### RECORDS SHOWN ###

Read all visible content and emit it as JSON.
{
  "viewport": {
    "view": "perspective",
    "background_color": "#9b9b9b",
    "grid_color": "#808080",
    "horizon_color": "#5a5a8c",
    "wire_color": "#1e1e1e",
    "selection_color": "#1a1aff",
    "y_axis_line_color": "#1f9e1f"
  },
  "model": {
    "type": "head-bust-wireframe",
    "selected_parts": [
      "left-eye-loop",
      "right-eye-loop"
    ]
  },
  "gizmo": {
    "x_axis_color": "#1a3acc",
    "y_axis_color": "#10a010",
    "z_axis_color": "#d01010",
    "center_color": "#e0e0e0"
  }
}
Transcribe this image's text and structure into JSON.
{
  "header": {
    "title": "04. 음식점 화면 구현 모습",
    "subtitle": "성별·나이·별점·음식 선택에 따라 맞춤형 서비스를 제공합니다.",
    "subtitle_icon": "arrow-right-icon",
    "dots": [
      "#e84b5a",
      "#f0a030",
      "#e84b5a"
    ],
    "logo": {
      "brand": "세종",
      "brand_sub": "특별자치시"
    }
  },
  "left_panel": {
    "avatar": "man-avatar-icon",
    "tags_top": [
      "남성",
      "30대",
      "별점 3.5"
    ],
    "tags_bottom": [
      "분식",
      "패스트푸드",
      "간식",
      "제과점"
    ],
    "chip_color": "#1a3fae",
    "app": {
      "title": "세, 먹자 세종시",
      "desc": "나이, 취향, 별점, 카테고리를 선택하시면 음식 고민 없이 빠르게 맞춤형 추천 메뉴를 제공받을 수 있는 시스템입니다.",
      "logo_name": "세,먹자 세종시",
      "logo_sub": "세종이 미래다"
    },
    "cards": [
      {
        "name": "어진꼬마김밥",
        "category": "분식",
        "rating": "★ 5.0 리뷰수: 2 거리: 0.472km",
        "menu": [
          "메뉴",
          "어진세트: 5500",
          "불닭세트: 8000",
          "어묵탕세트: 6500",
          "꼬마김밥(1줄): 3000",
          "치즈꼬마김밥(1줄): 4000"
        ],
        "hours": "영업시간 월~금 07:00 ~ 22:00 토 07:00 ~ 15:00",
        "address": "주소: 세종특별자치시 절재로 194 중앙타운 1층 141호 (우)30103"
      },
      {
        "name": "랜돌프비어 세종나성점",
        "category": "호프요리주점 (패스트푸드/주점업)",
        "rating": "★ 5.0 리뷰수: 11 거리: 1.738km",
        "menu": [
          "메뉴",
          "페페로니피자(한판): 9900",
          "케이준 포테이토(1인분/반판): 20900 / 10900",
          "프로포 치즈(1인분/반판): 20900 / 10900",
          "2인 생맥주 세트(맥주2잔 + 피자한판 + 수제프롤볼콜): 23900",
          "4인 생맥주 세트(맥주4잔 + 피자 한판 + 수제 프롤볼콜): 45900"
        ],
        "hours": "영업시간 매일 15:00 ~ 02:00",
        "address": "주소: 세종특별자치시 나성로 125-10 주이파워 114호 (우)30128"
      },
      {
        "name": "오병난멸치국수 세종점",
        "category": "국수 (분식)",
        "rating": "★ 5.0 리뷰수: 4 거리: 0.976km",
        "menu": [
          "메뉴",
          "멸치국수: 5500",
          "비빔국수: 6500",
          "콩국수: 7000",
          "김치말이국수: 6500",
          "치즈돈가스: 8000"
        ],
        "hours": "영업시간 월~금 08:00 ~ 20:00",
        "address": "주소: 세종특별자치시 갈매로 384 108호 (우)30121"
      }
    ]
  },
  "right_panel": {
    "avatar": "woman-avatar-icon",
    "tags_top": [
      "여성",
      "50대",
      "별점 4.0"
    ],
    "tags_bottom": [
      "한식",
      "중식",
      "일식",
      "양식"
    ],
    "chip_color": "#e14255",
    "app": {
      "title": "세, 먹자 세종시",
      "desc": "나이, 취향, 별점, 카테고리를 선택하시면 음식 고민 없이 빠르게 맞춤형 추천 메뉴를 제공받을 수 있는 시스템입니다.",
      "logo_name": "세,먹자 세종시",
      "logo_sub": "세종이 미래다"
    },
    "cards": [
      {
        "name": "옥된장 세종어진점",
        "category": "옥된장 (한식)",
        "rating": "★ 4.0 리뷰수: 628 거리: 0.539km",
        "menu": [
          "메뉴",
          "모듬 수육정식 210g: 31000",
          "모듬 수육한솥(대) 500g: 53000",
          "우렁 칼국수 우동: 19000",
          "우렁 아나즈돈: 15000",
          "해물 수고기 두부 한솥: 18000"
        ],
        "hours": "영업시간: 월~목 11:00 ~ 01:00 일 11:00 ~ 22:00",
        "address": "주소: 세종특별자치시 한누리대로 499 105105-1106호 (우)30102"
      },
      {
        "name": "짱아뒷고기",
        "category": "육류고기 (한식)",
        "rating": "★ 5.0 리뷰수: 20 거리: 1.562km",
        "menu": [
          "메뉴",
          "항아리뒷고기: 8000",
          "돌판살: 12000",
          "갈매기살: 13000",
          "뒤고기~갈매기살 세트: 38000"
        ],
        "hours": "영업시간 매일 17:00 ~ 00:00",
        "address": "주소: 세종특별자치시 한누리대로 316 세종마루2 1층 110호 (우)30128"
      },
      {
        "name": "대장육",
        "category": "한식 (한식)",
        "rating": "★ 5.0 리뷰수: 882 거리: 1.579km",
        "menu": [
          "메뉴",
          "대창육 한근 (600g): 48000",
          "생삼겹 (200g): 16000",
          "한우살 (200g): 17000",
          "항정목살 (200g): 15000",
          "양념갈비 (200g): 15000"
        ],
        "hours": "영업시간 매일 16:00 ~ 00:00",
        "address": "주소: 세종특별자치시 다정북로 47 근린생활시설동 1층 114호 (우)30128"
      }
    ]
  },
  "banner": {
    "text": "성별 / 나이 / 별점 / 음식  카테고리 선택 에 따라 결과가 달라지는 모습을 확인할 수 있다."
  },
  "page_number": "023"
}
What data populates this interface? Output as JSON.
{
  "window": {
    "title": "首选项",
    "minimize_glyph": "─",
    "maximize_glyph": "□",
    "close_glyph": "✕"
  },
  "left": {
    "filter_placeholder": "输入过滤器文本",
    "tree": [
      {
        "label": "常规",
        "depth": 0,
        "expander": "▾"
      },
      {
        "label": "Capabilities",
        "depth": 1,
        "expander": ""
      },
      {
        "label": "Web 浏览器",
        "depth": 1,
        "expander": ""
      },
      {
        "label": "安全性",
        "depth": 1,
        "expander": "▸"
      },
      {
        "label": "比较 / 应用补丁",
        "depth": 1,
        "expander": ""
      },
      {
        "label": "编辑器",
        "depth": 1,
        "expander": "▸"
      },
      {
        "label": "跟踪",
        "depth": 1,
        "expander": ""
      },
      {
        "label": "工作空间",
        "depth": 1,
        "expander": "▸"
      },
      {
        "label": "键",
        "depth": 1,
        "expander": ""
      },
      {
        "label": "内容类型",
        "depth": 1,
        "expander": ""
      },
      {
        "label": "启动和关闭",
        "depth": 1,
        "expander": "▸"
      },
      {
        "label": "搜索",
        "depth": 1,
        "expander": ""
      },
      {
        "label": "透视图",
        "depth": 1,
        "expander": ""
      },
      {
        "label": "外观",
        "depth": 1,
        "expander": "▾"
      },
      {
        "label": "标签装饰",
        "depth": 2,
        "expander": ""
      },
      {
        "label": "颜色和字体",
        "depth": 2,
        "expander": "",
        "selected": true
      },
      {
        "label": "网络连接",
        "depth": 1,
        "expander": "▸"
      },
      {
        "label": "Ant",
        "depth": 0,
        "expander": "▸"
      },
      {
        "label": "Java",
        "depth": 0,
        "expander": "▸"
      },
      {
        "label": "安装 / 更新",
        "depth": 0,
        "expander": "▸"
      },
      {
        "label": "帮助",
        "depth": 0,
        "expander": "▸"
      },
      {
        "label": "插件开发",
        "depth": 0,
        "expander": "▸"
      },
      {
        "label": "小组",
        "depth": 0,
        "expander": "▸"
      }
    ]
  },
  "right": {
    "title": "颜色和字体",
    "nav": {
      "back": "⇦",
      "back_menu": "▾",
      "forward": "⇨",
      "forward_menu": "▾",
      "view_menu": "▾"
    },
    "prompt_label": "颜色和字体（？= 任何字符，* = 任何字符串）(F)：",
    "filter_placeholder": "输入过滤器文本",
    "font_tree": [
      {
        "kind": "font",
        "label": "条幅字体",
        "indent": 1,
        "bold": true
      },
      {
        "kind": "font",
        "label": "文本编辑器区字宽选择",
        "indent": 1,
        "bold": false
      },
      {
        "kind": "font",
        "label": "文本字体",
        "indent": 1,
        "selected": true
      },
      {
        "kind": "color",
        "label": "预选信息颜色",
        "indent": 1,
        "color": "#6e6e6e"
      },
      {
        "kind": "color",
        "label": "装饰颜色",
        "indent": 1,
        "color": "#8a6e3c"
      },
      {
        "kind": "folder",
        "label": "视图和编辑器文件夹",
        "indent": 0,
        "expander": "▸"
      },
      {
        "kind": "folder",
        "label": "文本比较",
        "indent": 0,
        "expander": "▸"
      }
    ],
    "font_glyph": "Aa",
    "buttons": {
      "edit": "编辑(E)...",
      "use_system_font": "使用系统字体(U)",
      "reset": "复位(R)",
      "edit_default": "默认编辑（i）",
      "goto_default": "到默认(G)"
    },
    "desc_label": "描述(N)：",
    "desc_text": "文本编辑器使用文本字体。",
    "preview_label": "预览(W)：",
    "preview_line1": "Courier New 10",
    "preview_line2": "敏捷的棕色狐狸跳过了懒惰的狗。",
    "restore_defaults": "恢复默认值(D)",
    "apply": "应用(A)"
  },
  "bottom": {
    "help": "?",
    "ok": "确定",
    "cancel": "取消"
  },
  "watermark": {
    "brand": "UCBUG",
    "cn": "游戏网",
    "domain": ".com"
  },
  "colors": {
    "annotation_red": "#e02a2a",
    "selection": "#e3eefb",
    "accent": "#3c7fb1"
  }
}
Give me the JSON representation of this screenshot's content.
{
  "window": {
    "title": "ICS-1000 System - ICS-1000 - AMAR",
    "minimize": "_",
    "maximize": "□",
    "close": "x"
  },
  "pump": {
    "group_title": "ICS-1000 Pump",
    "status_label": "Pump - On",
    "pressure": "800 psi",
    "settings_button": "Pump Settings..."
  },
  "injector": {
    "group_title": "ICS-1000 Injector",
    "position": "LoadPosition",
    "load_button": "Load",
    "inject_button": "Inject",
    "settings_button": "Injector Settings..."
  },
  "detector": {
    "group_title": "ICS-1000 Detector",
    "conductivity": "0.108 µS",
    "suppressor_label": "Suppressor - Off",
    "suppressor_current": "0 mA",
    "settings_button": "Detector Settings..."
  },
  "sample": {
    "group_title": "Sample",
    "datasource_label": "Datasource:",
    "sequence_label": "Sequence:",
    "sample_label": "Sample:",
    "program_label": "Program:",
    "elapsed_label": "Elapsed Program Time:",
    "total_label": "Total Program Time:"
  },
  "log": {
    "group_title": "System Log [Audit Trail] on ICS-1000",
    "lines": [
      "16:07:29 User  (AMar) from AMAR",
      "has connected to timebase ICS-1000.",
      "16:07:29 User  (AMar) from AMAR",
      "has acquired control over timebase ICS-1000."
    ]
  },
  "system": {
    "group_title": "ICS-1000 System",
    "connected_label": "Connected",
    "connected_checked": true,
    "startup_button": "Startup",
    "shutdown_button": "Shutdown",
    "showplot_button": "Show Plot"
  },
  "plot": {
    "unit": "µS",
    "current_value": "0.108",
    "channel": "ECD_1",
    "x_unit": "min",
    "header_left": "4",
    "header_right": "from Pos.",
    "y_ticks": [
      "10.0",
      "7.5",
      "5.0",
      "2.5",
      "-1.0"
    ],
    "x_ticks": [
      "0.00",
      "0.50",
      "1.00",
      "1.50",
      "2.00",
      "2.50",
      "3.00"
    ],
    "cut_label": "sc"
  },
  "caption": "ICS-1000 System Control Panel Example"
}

###

### GIVEN REQUEST
Show all lines from the listing above in which "Settings" appears.

### RESPONSE BELOW
    "settings_button": "Pump Settings..."
    "settings_button": "Injector Settings..."
    "settings_button": "Detector Settings..."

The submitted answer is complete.